━━━━━ Provided information ━━━━━
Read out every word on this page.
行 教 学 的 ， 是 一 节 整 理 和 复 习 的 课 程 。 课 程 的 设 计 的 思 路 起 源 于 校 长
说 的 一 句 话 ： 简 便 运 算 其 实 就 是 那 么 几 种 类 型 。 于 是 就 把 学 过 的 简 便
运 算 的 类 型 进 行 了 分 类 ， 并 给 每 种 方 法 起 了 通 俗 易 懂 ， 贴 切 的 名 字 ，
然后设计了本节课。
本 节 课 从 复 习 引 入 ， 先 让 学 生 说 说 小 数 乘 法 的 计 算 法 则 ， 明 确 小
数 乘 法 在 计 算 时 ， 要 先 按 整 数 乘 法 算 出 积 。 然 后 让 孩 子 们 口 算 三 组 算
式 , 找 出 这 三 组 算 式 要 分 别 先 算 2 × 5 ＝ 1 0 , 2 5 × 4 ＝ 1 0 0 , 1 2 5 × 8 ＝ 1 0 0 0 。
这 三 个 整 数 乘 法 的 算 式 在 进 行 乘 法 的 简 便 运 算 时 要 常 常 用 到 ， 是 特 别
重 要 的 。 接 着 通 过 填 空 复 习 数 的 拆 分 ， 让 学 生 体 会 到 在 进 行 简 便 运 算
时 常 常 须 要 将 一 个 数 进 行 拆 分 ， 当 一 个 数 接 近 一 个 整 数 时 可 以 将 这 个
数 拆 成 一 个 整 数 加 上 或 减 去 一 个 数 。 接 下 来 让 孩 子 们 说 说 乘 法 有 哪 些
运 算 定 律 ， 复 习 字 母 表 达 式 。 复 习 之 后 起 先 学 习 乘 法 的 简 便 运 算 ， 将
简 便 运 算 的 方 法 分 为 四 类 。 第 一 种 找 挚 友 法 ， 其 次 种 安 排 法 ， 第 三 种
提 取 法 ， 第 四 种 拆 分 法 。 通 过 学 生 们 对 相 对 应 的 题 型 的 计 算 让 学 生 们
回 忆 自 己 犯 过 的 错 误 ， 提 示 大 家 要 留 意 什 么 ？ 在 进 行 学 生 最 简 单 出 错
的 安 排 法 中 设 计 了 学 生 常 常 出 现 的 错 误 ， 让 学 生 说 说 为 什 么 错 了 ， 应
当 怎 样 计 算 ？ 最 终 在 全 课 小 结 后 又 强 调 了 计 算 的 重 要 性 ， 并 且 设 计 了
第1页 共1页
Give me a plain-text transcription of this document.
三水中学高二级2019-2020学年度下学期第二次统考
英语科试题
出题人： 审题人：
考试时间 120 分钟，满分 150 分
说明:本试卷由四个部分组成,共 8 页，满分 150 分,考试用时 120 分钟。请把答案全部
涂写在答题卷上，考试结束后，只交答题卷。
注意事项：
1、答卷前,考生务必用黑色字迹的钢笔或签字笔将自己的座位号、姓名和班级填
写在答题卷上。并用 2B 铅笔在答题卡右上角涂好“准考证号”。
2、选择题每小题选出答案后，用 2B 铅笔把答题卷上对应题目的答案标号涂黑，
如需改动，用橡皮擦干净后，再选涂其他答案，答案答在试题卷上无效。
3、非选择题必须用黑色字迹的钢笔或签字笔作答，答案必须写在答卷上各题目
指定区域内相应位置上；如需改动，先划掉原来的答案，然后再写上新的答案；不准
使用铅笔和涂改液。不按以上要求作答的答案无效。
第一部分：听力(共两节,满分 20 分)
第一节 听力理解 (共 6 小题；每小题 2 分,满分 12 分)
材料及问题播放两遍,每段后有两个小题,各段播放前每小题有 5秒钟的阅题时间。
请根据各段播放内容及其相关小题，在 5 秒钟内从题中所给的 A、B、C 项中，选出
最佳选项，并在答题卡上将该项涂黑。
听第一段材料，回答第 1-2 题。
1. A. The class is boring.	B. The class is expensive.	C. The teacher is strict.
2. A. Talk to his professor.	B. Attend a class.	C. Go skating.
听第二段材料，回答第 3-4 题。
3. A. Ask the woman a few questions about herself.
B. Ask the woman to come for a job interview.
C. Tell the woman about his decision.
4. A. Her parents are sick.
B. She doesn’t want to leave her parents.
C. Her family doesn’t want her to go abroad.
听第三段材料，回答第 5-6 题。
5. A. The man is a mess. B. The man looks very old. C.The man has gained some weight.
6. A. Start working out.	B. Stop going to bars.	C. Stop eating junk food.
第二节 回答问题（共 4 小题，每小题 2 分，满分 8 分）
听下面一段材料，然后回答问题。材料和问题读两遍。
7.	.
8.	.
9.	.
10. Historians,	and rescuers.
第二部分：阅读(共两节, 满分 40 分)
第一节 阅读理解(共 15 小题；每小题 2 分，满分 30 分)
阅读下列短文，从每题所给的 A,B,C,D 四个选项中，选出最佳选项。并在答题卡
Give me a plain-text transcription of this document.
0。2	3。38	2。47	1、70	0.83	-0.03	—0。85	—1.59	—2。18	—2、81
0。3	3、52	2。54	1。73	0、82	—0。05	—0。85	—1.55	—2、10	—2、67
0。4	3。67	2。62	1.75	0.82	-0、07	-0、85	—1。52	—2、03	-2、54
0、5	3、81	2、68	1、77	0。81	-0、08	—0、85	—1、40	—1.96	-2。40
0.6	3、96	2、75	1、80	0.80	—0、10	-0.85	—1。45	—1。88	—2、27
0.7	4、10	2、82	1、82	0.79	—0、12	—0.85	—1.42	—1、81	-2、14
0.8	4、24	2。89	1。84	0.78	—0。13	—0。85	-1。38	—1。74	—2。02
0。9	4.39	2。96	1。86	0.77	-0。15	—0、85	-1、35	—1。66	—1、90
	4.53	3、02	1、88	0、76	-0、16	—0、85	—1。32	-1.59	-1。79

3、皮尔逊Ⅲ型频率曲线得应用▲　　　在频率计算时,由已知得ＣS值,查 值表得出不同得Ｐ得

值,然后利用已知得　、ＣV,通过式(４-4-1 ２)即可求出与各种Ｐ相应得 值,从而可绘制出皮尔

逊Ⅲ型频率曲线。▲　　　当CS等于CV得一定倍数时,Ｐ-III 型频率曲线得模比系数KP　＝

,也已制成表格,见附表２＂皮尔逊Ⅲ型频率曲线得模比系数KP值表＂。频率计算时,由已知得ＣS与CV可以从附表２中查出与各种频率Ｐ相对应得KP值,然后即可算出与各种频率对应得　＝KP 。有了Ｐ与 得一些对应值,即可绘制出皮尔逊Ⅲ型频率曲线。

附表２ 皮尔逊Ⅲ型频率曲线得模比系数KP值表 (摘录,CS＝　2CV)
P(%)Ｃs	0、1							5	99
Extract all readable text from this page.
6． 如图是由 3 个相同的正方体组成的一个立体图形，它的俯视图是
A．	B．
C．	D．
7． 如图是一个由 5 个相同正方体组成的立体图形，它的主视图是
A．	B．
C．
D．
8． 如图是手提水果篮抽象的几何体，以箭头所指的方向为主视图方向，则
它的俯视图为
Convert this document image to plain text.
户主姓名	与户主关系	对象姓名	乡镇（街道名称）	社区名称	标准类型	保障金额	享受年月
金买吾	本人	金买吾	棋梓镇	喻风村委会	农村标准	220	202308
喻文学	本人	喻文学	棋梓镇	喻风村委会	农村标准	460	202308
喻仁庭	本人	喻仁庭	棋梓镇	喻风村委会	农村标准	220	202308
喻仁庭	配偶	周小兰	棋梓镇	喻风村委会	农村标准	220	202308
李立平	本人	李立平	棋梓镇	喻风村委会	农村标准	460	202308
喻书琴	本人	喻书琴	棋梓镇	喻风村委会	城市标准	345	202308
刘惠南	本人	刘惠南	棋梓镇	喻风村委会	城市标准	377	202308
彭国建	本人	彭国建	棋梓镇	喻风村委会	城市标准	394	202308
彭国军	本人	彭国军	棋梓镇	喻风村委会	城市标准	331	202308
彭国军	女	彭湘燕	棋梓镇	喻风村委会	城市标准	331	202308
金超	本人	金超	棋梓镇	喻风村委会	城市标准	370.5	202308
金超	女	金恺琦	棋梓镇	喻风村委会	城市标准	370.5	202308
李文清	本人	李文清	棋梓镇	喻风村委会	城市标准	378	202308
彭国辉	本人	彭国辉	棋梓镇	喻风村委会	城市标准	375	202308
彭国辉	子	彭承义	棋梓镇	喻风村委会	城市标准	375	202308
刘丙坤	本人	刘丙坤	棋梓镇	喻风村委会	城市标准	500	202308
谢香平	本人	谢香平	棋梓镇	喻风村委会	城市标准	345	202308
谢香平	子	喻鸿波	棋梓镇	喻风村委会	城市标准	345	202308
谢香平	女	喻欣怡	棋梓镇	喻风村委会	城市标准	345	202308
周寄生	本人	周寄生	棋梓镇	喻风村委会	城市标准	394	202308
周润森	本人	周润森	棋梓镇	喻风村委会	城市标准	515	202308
━━━━━
| The exercise |
Look through the records and count each line that holds "parents". Write only the total.

| Worked answer |
2